Reproduce all the material exactly, minus any pictures it holds.

-.-.-

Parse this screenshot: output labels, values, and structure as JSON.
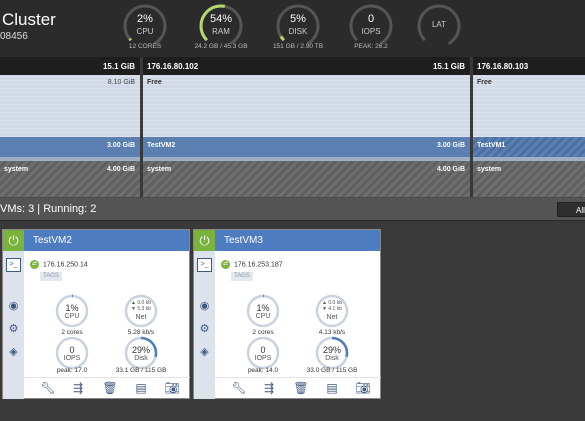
{
  "cluster": {
    "title": "Cluster",
    "id": "08456"
  },
  "gauges": [
    {
      "value": "2%",
      "label": "CPU",
      "sub": "12 CORES",
      "pct": 2
    },
    {
      "value": "54%",
      "label": "RAM",
      "sub": "24.2 GB / 45.3 GB",
      "pct": 54
    },
    {
      "value": "5%",
      "label": "DISK",
      "sub": "151 GB / 2.90 TB",
      "pct": 5
    },
    {
      "value": "0",
      "label": "IOPS",
      "sub": "PEAK: 26.2",
      "pct": 0
    },
    {
      "value": "",
      "label": "LAT",
      "sub": "",
      "pct": 0
    }
  ],
  "hosts": [
    {
      "ip": "",
      "capacity": "15.1 GiB",
      "free_label": "",
      "free_value": "8.10 GiB",
      "vm_label": "",
      "vm_value": "3.00 GiB",
      "sys_label": "system",
      "sys_value": "4.00 GiB"
    },
    {
      "ip": "176.16.80.102",
      "capacity": "15.1 GiB",
      "free_label": "Free",
      "free_value": "",
      "vm_label": "TestVM2",
      "vm_value": "3.00 GiB",
      "sys_label": "system",
      "sys_value": "4.00 GiB"
    },
    {
      "ip": "176.16.80.103",
      "capacity": "",
      "free_label": "Free",
      "free_value": "",
      "vm_label": "TestVM1",
      "vm_value": "",
      "sys_label": "system",
      "sys_value": ""
    }
  ],
  "vmbar": {
    "summary": "VMs: 3 | Running: 2",
    "all_button": "All"
  },
  "vms": [
    {
      "name": "TestVM2",
      "ip": "176.16.250.14",
      "tags": "TAGS",
      "cpu": {
        "value": "1%",
        "label": "CPU",
        "sub": "2 cores",
        "pct": 1
      },
      "net": {
        "up": "▲ 0.0 kb",
        "down": "▼ 5.3 kb",
        "label": "Net",
        "sub": "5.28 kb/s"
      },
      "iops": {
        "value": "0",
        "label": "IOPS",
        "sub": "peak: 17.0",
        "pct": 0
      },
      "disk": {
        "value": "29%",
        "label": "Disk",
        "sub": "33.1 GB / 115 GB",
        "pct": 29
      }
    },
    {
      "name": "TestVM3",
      "ip": "176.16.253.187",
      "tags": "TAGS",
      "cpu": {
        "value": "1%",
        "label": "CPU",
        "sub": "2 cores",
        "pct": 1
      },
      "net": {
        "up": "▲ 0.0 kb",
        "down": "▼ 4.1 kb",
        "label": "Net",
        "sub": "4.13 kb/s"
      },
      "iops": {
        "value": "0",
        "label": "IOPS",
        "sub": "peak: 14.0",
        "pct": 0
      },
      "disk": {
        "value": "29%",
        "label": "Disk",
        "sub": "33.0 GB / 115 GB",
        "pct": 29
      }
    }
  ],
  "colors": {
    "accent_green": "#7ab33c",
    "card_header": "#4d7cc0",
    "vm_memory": "#5a7fb0",
    "gauge_fill": "#4d7cc0"
  },
  "icons": {
    "card_sidebar": [
      "terminal-icon",
      "dashboard-icon",
      "settings-icon",
      "layers-icon"
    ],
    "card_toolbar": [
      "wrench-icon",
      "migrate-icon",
      "trash-icon",
      "snapshot-icon",
      "camera-icon"
    ]
  }
}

-.-.-

:: Output below ::
Parse this screenshot: output labels, values, and structure as JSON.
{
  "cluster": {
    "title": "Cluster",
    "id": "08456"
  },
  "gauges": [
    {
      "value": "2%",
      "label": "CPU",
      "sub": "12 CORES",
      "pct": 2
    },
    {
      "value": "54%",
      "label": "RAM",
      "sub": "24.2 GB / 45.3 GB",
      "pct": 54
    },
    {
      "value": "5%",
      "label": "DISK",
      "sub": "151 GB / 2.90 TB",
      "pct": 5
    },
    {
      "value": "0",
      "label": "IOPS",
      "sub": "PEAK: 26.2",
      "pct": 0
    },
    {
      "value": "",
      "label": "LAT",
      "sub": "",
      "pct": 0
    }
  ],
  "hosts": [
    {
      "ip": "",
      "capacity": "15.1 GiB",
      "free_label": "",
      "free_value": "8.10 GiB",
      "vm_label": "",
      "vm_value": "3.00 GiB",
      "sys_label": "system",
      "sys_value": "4.00 GiB"
    },
    {
      "ip": "176.16.80.102",
      "capacity": "15.1 GiB",
      "free_label": "Free",
      "free_value": "",
      "vm_label": "TestVM2",
      "vm_value": "3.00 GiB",
      "sys_label": "system",
      "sys_value": "4.00 GiB"
    },
    {
      "ip": "176.16.80.103",
      "capacity": "",
      "free_label": "Free",
      "free_value": "",
      "vm_label": "TestVM1",
      "vm_value": "",
      "sys_label": "system",
      "sys_value": ""
    }
  ],
  "vmbar": {
    "summary": "VMs: 3 | Running: 2",
    "all_button": "All"
  },
  "vms": [
    {
      "name": "TestVM2",
      "ip": "176.16.250.14",
      "tags": "TAGS",
      "cpu": {
        "value": "1%",
        "label": "CPU",
        "sub": "2 cores",
        "pct": 1
      },
      "net": {
        "up": "▲ 0.0 kb",
        "down": "▼ 5.3 kb",
        "label": "Net",
        "sub": "5.28 kb/s"
      },
      "iops": {
        "value": "0",
        "label": "IOPS",
        "sub": "peak: 17.0",
        "pct": 0
      },
      "disk": {
        "value": "29%",
        "label": "Disk",
        "sub": "33.1 GB / 115 GB",
        "pct": 29
      }
    },
    {
      "name": "TestVM3",
      "ip": "176.16.253.187",
      "tags": "TAGS",
      "cpu": {
        "value": "1%",
        "label": "CPU",
        "sub": "2 cores",
        "pct": 1
      },
      "net": {
        "up": "▲ 0.0 kb",
        "down": "▼ 4.1 kb",
        "label": "Net",
        "sub": "4.13 kb/s"
      },
      "iops": {
        "value": "0",
        "label": "IOPS",
        "sub": "peak: 14.0",
        "pct": 0
      },
      "disk": {
        "value": "29%",
        "label": "Disk",
        "sub": "33.0 GB / 115 GB",
        "pct": 29
      }
    }
  ],
  "colors": {
    "accent_green": "#7ab33c",
    "card_header": "#4d7cc0",
    "vm_memory": "#5a7fb0",
    "gauge_fill": "#4d7cc0"
  },
  "icons": {
    "card_sidebar": [
      "terminal-icon",
      "dashboard-icon",
      "settings-icon",
      "layers-icon"
    ],
    "card_toolbar": [
      "wrench-icon",
      "migrate-icon",
      "trash-icon",
      "snapshot-icon",
      "camera-icon"
    ]
  }
}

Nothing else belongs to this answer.